Return the records exactly, keeping every line as it is.

(Provided data begins)

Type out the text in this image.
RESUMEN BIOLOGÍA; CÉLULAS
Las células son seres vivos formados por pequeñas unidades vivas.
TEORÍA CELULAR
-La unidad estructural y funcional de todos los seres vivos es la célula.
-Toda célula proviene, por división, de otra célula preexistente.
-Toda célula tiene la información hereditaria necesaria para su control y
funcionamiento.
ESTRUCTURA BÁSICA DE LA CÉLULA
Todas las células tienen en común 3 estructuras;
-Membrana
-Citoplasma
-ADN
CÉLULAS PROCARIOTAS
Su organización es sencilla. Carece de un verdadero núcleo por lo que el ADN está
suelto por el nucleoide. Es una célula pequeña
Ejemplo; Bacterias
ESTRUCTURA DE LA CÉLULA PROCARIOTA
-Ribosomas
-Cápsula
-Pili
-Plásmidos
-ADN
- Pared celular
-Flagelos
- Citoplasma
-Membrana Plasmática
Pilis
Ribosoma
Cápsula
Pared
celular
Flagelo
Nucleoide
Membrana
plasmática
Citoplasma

(Provided data ends)

**Solution for this problem**
Type out the text in this image.
RESUMEN BIOLOGÍA; CÉLULAS
Las células son seres vivos formados por pequeñas unidades vivas.
TEORÍA CELULAR
-La unidad estructural y funcional de todos los seres vivos es la célula.
-Toda célula proviene, por división, de otra célula preexistente.
-Toda célula tiene la información hereditaria necesaria para su control y
funcionamiento.
ESTRUCTURA BÁSICA DE LA CÉLULA
Todas las células tienen en común 3 estructuras;
-Membrana
-Citoplasma
-ADN
CÉLULAS PROCARIOTAS
Su organización es sencilla. Carece de un verdadero núcleo por lo que el ADN está
suelto por el nucleoide. Es una célula pequeña
Ejemplo; Bacterias
ESTRUCTURA DE LA CÉLULA PROCARIOTA
-Ribosomas
-Cápsula
-Pili
-Plásmidos
-ADN
- Pared celular
-Flagelos
- Citoplasma
-Membrana Plasmática
Pilis
Ribosoma
Cápsula
Pared
celular
Flagelo
Nucleoide
Membrana
plasmática
Citoplasma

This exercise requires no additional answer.